[REQUIREMENTS] Where a line holds "cette", copy it.

Collection entries:
------------------------------------------------

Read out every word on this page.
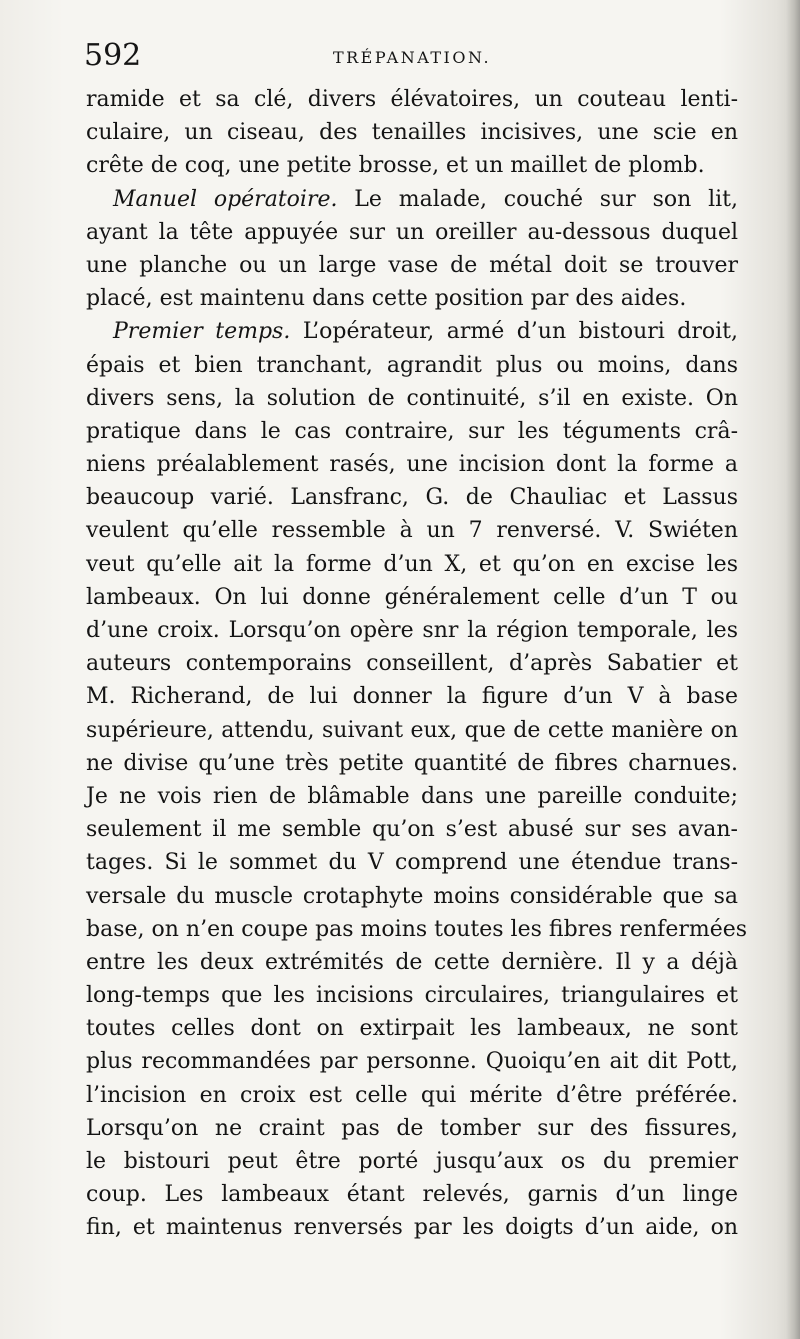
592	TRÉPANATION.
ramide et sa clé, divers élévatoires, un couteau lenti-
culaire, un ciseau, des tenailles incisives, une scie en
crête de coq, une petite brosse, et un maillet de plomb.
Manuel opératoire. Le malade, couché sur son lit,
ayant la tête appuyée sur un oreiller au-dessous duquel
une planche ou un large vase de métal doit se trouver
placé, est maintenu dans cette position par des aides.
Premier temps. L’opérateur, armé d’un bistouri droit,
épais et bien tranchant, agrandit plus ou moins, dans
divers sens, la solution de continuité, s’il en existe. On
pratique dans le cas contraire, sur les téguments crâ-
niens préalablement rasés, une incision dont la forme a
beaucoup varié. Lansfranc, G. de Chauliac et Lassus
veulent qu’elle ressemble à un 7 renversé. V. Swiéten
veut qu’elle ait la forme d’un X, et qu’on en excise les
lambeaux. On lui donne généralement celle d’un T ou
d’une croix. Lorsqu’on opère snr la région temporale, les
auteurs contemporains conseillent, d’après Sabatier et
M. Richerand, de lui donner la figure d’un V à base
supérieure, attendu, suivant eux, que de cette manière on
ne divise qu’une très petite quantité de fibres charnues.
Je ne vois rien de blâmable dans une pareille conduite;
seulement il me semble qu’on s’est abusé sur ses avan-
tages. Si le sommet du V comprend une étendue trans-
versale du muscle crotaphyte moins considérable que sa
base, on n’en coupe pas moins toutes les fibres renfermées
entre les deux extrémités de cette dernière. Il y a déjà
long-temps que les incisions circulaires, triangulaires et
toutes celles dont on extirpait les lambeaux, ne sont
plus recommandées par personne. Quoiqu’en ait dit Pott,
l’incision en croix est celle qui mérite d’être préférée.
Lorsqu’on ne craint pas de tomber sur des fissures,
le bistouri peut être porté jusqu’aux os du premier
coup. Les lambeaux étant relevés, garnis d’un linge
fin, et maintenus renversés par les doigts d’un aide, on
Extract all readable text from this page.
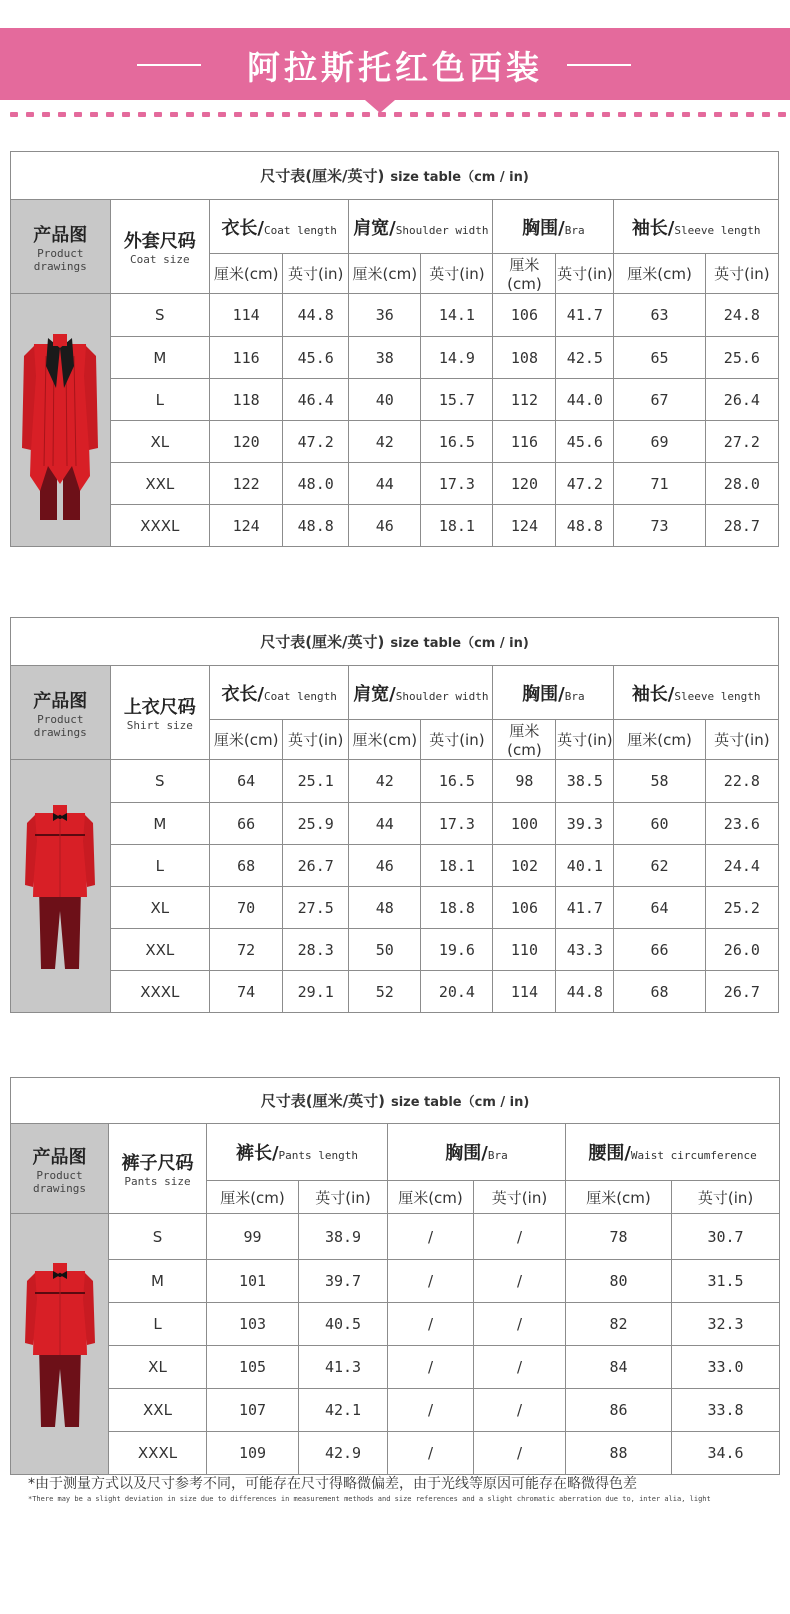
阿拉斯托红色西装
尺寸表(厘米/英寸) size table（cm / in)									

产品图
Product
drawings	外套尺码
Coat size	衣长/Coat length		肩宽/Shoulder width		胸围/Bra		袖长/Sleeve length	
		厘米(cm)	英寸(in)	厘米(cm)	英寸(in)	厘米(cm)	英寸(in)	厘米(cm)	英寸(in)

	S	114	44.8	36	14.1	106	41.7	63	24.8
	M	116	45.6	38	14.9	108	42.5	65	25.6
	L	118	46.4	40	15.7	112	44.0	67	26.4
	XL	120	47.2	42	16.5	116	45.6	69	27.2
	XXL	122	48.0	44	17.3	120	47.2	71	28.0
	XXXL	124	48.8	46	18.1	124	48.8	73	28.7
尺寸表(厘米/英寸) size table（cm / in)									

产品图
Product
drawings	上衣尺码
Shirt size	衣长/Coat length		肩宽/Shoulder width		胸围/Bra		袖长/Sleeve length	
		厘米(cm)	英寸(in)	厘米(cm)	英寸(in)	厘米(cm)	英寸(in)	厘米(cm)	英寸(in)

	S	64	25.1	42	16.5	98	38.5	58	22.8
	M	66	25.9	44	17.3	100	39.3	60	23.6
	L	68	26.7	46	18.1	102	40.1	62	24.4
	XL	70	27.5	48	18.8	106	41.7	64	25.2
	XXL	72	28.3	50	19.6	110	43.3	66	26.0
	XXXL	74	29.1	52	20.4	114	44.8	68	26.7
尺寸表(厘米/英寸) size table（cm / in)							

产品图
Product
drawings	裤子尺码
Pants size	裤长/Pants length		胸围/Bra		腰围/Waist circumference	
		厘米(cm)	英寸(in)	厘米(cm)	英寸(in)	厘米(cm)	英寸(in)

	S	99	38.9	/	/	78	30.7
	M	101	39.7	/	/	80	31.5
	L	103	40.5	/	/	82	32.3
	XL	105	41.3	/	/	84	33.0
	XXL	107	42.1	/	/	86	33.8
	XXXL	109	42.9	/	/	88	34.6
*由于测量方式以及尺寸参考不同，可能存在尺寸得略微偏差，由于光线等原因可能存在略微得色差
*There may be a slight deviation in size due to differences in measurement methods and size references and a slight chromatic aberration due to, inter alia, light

------------------------------------------------

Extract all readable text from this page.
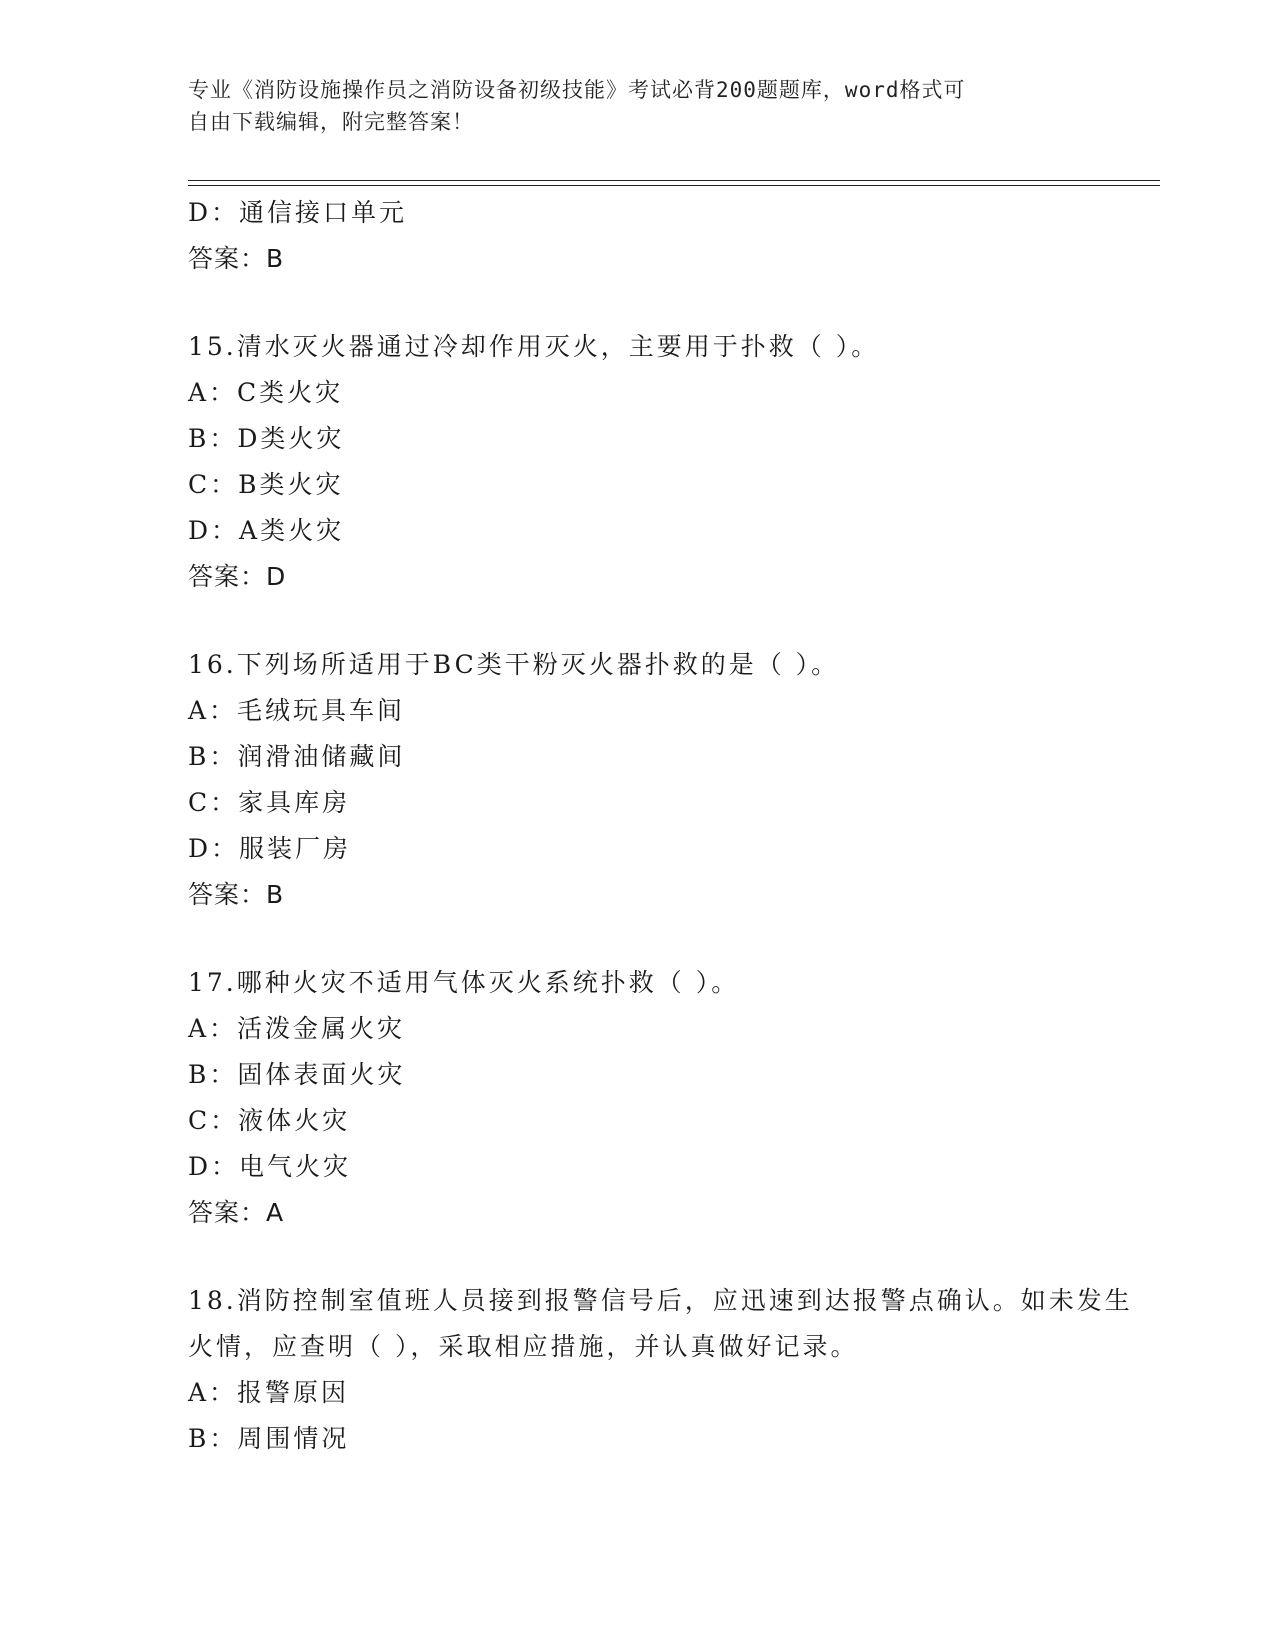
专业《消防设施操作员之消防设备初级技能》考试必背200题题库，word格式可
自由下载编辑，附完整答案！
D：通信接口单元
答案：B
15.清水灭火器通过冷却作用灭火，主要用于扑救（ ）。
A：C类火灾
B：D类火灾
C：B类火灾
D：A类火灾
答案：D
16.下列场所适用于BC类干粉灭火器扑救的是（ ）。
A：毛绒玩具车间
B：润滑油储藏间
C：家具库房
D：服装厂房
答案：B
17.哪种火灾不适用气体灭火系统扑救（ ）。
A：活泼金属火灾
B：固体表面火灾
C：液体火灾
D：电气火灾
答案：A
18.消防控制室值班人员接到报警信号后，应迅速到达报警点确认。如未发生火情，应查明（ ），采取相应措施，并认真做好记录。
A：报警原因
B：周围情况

------------------------------------------------

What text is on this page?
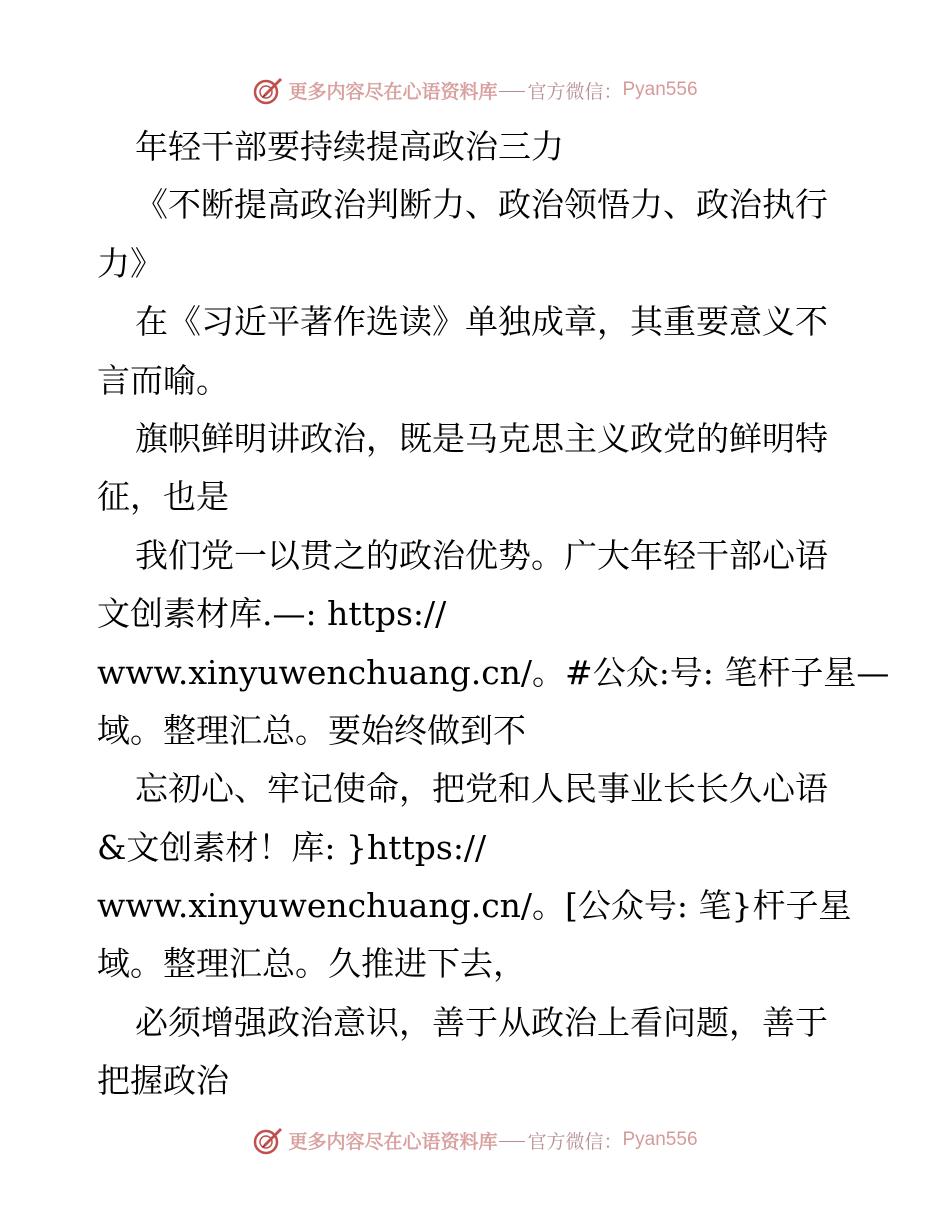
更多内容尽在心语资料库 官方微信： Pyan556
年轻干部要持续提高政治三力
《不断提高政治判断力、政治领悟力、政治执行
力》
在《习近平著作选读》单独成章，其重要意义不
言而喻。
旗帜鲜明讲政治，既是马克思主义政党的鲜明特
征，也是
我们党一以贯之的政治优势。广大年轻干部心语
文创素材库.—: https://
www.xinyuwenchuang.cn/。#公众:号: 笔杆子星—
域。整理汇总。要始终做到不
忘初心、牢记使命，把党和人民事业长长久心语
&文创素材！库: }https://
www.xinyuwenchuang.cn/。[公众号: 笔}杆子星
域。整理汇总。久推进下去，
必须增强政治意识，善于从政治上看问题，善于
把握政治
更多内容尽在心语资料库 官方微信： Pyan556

------------------------------------------------

[OUTPUT OF THE TASK]
placé, est maintenu dans cette position par des aides.
supérieure, attendu, suivant eux, que de cette manière on
entre les deux extrémités de cette dernière. Il y a déjà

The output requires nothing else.